+++ PROVIDED DATA +++
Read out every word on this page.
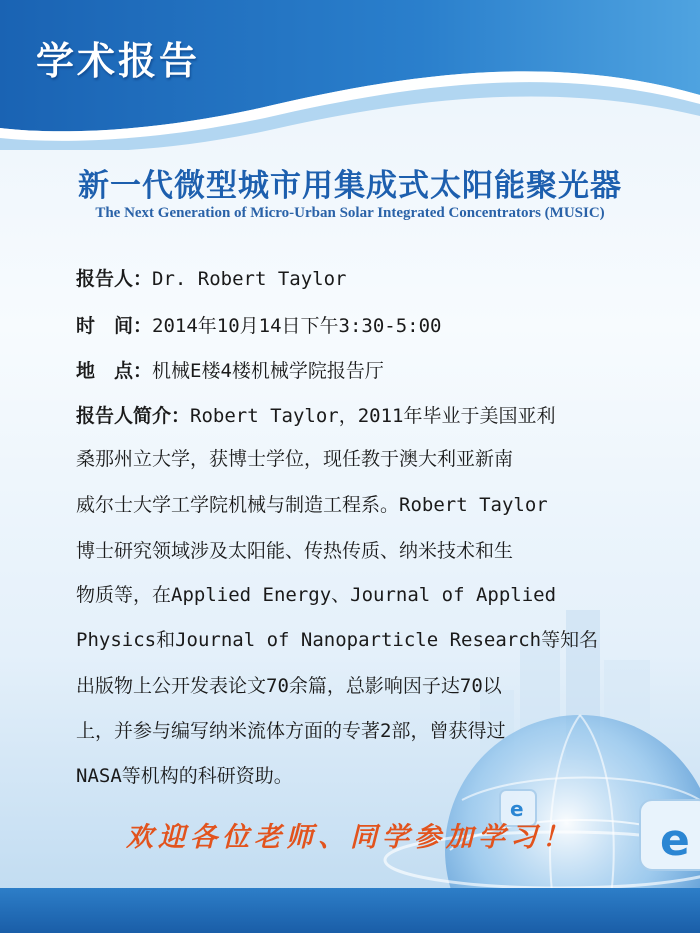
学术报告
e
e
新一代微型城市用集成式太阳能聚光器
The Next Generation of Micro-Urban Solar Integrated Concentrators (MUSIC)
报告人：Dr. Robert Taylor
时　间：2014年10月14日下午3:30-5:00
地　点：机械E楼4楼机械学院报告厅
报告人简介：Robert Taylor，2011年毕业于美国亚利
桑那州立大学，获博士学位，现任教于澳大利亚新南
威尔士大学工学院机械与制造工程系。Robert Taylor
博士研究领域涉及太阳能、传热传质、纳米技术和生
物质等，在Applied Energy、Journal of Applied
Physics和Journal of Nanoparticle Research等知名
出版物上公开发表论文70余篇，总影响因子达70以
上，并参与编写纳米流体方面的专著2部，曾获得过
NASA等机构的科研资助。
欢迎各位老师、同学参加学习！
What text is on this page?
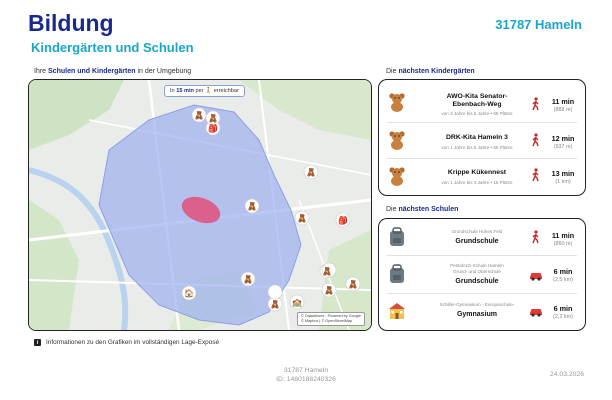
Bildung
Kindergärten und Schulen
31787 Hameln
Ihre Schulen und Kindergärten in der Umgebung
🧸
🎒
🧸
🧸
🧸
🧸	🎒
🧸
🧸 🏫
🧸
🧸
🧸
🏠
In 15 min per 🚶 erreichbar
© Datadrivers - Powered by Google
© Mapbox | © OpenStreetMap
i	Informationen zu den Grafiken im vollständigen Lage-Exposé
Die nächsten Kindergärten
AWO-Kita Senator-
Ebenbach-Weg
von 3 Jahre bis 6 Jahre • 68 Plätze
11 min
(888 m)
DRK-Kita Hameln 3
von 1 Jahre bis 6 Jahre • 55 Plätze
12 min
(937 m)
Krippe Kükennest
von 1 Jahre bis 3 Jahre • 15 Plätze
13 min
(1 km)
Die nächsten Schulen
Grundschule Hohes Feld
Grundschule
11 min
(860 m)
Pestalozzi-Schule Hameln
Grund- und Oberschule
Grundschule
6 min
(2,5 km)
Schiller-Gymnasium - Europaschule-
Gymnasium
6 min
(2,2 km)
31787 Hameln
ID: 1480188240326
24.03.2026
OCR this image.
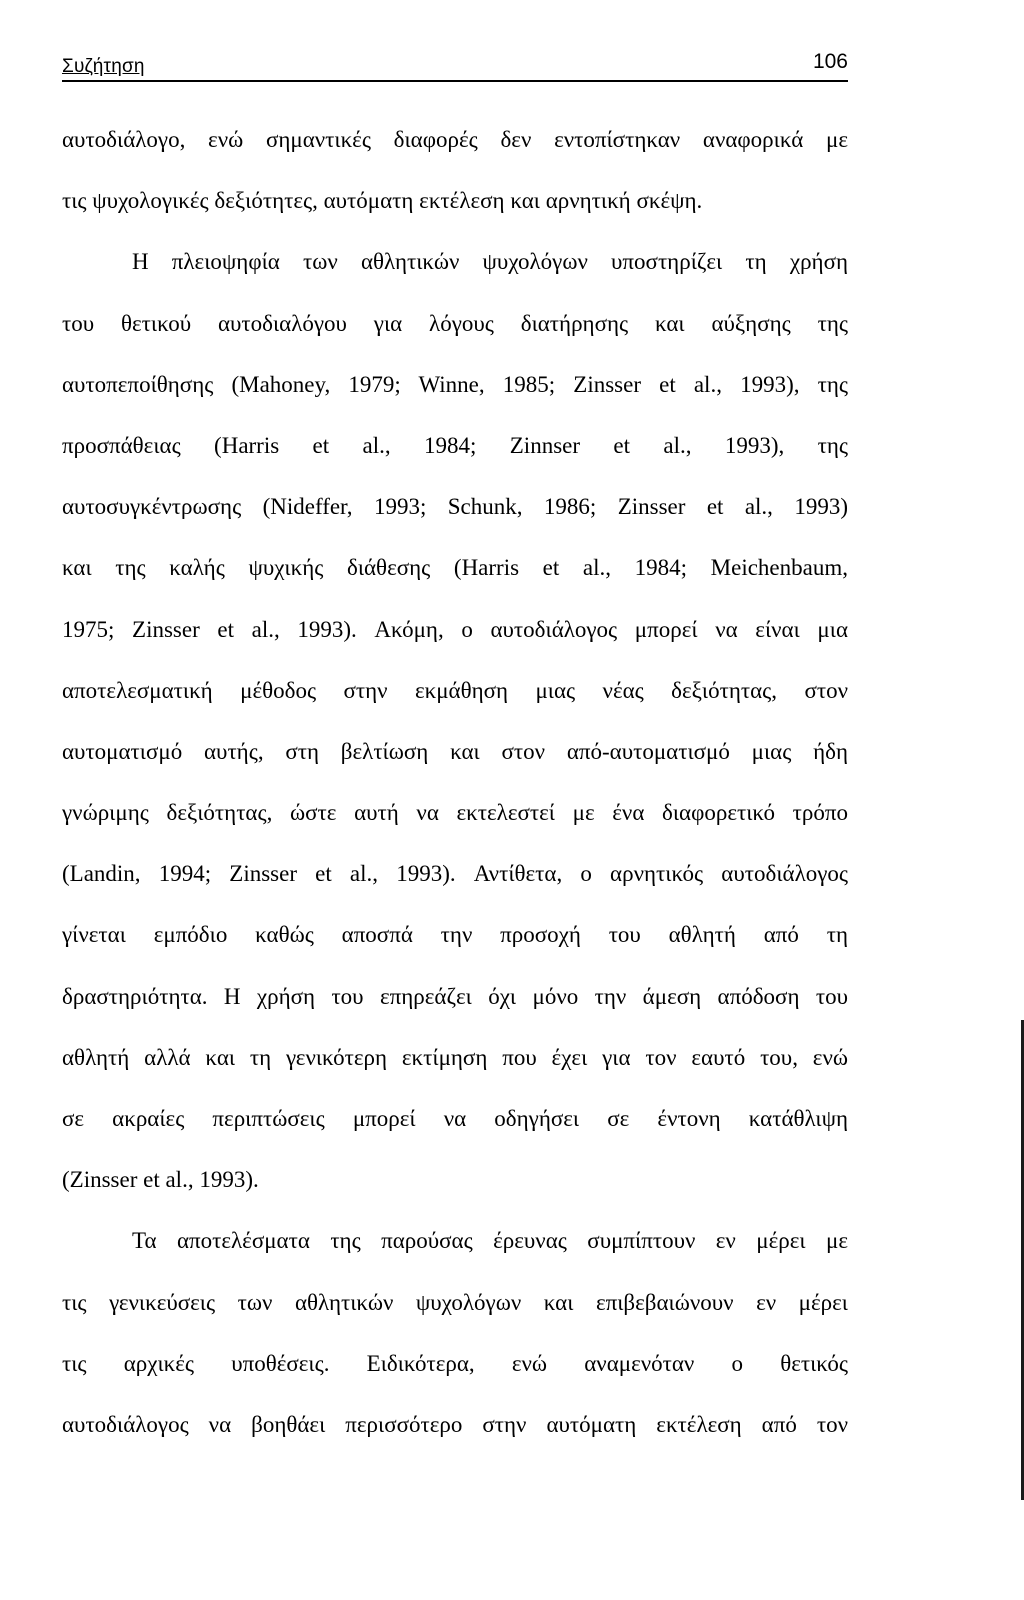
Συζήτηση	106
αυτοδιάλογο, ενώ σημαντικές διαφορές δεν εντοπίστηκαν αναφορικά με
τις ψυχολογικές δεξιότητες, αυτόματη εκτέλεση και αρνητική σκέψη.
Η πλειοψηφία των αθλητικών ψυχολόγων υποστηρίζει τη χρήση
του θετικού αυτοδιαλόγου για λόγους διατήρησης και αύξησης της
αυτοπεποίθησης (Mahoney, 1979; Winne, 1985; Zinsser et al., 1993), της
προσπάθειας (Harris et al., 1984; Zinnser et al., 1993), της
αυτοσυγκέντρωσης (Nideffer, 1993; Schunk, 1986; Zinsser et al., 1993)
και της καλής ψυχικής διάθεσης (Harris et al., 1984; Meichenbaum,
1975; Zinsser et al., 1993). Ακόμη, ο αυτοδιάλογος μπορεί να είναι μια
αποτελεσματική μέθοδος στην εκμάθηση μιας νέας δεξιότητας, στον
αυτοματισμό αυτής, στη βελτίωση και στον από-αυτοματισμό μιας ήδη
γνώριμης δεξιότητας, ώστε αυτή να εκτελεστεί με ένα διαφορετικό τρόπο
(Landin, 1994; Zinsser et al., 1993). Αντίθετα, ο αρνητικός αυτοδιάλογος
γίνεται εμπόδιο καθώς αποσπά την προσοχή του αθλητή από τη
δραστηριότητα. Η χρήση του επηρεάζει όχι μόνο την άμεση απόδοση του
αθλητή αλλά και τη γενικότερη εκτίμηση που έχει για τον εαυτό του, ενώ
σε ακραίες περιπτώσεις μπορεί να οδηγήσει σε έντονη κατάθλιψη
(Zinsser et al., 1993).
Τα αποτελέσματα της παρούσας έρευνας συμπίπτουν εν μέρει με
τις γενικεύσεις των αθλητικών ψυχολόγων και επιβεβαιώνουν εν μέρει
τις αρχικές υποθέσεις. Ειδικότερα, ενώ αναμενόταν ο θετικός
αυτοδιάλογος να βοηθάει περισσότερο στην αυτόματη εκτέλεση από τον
+++
+++ PROVIDED DATA +++
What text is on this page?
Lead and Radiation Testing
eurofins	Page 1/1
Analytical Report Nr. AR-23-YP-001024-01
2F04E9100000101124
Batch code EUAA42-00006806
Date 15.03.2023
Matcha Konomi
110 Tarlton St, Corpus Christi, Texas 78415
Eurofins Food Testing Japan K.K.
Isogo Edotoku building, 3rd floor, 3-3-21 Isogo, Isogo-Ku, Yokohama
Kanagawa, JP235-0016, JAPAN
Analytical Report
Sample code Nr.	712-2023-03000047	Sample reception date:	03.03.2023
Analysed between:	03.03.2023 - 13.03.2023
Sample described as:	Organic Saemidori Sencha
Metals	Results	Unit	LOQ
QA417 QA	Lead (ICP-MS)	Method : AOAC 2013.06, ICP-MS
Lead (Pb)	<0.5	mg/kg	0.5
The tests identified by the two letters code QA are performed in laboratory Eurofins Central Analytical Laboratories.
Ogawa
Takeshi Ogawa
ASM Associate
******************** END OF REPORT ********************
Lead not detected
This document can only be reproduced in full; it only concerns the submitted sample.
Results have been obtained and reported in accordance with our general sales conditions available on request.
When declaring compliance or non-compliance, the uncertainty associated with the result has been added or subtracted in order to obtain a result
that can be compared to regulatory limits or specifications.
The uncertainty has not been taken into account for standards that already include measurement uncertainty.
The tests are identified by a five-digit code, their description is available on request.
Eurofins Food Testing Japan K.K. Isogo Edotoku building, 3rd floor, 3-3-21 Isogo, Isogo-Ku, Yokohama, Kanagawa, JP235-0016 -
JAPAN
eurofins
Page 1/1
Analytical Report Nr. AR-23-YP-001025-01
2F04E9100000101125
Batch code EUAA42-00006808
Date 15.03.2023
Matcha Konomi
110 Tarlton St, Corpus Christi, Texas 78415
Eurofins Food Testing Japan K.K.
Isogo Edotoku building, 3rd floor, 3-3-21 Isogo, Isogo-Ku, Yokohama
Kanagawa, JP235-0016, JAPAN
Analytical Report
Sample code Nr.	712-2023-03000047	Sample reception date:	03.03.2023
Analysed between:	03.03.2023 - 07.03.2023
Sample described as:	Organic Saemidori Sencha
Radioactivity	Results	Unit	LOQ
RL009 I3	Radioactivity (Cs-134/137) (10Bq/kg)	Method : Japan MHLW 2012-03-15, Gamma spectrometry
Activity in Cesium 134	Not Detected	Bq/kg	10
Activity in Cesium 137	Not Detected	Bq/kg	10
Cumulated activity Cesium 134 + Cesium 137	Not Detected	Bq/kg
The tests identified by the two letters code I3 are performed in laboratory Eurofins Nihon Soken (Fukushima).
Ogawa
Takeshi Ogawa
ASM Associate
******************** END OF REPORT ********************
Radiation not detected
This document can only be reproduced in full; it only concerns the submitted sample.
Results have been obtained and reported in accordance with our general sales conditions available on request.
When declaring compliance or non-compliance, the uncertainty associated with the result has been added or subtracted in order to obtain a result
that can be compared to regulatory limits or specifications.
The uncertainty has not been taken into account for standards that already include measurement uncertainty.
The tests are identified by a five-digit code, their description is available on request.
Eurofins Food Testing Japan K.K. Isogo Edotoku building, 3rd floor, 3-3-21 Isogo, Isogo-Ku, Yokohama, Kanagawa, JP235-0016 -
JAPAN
+++
### WHAT TO PRODUCE
Look through the material and say how many lines hold "Cesium". Give the number only.

### SOLUTION TO THIS TASK
3